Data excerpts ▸
════
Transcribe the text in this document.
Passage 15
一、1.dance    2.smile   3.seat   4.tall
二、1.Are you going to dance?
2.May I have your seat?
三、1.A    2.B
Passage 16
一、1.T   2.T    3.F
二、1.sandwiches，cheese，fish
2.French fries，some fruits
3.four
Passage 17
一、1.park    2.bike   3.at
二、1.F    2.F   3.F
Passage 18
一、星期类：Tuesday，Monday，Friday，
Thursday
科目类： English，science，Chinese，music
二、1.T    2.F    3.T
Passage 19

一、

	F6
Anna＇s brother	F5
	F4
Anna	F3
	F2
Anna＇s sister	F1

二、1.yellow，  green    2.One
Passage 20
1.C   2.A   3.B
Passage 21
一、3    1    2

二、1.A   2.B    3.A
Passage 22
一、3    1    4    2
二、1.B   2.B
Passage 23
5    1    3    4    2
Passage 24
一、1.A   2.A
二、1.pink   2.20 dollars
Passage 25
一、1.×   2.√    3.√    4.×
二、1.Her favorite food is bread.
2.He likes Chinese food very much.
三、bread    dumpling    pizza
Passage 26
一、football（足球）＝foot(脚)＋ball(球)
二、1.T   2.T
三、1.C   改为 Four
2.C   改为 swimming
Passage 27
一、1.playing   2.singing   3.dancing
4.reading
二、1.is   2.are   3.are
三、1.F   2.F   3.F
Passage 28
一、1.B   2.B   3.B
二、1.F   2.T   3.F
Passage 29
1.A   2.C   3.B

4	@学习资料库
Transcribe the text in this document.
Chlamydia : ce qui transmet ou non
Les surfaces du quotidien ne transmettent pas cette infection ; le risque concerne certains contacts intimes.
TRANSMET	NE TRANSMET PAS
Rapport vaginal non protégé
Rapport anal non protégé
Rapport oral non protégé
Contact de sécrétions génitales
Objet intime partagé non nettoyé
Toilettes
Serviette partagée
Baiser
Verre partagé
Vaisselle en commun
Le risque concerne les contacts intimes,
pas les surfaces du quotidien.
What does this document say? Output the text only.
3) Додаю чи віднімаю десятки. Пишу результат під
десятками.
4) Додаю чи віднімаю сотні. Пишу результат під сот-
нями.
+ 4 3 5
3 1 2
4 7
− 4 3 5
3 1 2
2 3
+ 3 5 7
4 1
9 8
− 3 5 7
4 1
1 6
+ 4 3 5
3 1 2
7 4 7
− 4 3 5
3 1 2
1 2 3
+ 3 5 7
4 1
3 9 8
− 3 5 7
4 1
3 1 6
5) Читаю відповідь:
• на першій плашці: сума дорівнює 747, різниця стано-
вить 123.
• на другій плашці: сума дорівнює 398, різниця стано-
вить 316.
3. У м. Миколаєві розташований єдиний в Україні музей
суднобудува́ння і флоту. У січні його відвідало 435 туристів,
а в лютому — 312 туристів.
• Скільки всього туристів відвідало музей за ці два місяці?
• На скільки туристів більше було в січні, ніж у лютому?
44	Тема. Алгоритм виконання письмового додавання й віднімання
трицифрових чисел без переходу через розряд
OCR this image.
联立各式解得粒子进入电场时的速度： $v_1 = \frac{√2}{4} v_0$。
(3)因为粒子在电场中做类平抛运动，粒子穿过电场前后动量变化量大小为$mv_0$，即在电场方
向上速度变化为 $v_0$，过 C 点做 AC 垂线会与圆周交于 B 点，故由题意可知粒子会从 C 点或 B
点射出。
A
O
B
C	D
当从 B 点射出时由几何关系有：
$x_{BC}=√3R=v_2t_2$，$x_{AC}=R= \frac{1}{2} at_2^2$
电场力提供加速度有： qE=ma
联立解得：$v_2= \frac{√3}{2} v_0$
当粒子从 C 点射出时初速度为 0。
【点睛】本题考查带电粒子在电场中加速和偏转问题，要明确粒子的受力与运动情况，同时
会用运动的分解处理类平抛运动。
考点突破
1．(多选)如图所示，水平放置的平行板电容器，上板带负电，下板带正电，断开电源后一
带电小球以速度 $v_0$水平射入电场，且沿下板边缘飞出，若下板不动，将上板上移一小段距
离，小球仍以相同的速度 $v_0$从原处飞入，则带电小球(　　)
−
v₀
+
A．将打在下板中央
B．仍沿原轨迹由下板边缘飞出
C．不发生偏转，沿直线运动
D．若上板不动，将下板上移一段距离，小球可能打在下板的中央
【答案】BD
════
Requirement ▸ Would you give the material above again, complete and exact?

Exercise answer ▸
Transcribe the text in this document.
Passage 15
一、1.dance    2.smile   3.seat   4.tall
二、1.Are you going to dance?
2.May I have your seat?
三、1.A    2.B
Passage 16
一、1.T   2.T    3.F
二、1.sandwiches，cheese，fish
2.French fries，some fruits
3.four
Passage 17
一、1.park    2.bike   3.at
二、1.F    2.F   3.F
Passage 18
一、星期类：Tuesday，Monday，Friday，
Thursday
科目类： English，science，Chinese，music
二、1.T    2.F    3.T
Passage 19

一、

	F6
Anna＇s brother	F5
	F4
Anna	F3
	F2
Anna＇s sister	F1

二、1.yellow，  green    2.One
Passage 20
1.C   2.A   3.B
Passage 21
一、3    1    2

二、1.A   2.B    3.A
Passage 22
一、3    1    4    2
二、1.B   2.B
Passage 23
5    1    3    4    2
Passage 24
一、1.A   2.A
二、1.pink   2.20 dollars
Passage 25
一、1.×   2.√    3.√    4.×
二、1.Her favorite food is bread.
2.He likes Chinese food very much.
三、bread    dumpling    pizza
Passage 26
一、football（足球）＝foot(脚)＋ball(球)
二、1.T   2.T
三、1.C   改为 Four
2.C   改为 swimming
Passage 27
一、1.playing   2.singing   3.dancing
4.reading
二、1.is   2.are   3.are
三、1.F   2.F   3.F
Passage 28
一、1.B   2.B   3.B
二、1.F   2.T   3.F
Passage 29
1.A   2.C   3.B

4	@学习资料库
Transcribe the text in this document.
Chlamydia : ce qui transmet ou non
Les surfaces du quotidien ne transmettent pas cette infection ; le risque concerne certains contacts intimes.
TRANSMET	NE TRANSMET PAS
Rapport vaginal non protégé
Rapport anal non protégé
Rapport oral non protégé
Contact de sécrétions génitales
Objet intime partagé non nettoyé
Toilettes
Serviette partagée
Baiser
Verre partagé
Vaisselle en commun
Le risque concerne les contacts intimes,
pas les surfaces du quotidien.
What does this document say? Output the text only.
3) Додаю чи віднімаю десятки. Пишу результат під
десятками.
4) Додаю чи віднімаю сотні. Пишу результат під сот-
нями.
+ 4 3 5
3 1 2
4 7
− 4 3 5
3 1 2
2 3
+ 3 5 7
4 1
9 8
− 3 5 7
4 1
1 6
+ 4 3 5
3 1 2
7 4 7
− 4 3 5
3 1 2
1 2 3
+ 3 5 7
4 1
3 9 8
− 3 5 7
4 1
3 1 6
5) Читаю відповідь:
• на першій плашці: сума дорівнює 747, різниця стано-
вить 123.
• на другій плашці: сума дорівнює 398, різниця стано-
вить 316.
3. У м. Миколаєві розташований єдиний в Україні музей
суднобудува́ння і флоту. У січні його відвідало 435 туристів,
а в лютому — 312 туристів.
• Скільки всього туристів відвідало музей за ці два місяці?
• На скільки туристів більше було в січні, ніж у лютому?
44	Тема. Алгоритм виконання письмового додавання й віднімання
трицифрових чисел без переходу через розряд
OCR this image.
联立各式解得粒子进入电场时的速度： $v_1 = \frac{√2}{4} v_0$。
(3)因为粒子在电场中做类平抛运动，粒子穿过电场前后动量变化量大小为$mv_0$，即在电场方
向上速度变化为 $v_0$，过 C 点做 AC 垂线会与圆周交于 B 点，故由题意可知粒子会从 C 点或 B
点射出。
A
O
B
C	D
当从 B 点射出时由几何关系有：
$x_{BC}=√3R=v_2t_2$，$x_{AC}=R= \frac{1}{2} at_2^2$
电场力提供加速度有： qE=ma
联立解得：$v_2= \frac{√3}{2} v_0$
当粒子从 C 点射出时初速度为 0。
【点睛】本题考查带电粒子在电场中加速和偏转问题，要明确粒子的受力与运动情况，同时
会用运动的分解处理类平抛运动。
考点突破
1．(多选)如图所示，水平放置的平行板电容器，上板带负电，下板带正电，断开电源后一
带电小球以速度 $v_0$水平射入电场，且沿下板边缘飞出，若下板不动，将上板上移一小段距
离，小球仍以相同的速度 $v_0$从原处飞入，则带电小球(　　)
−
v₀
+
A．将打在下板中央
B．仍沿原轨迹由下板边缘飞出
C．不发生偏转，沿直线运动
D．若上板不动，将下板上移一段距离，小球可能打在下板的中央
【答案】BD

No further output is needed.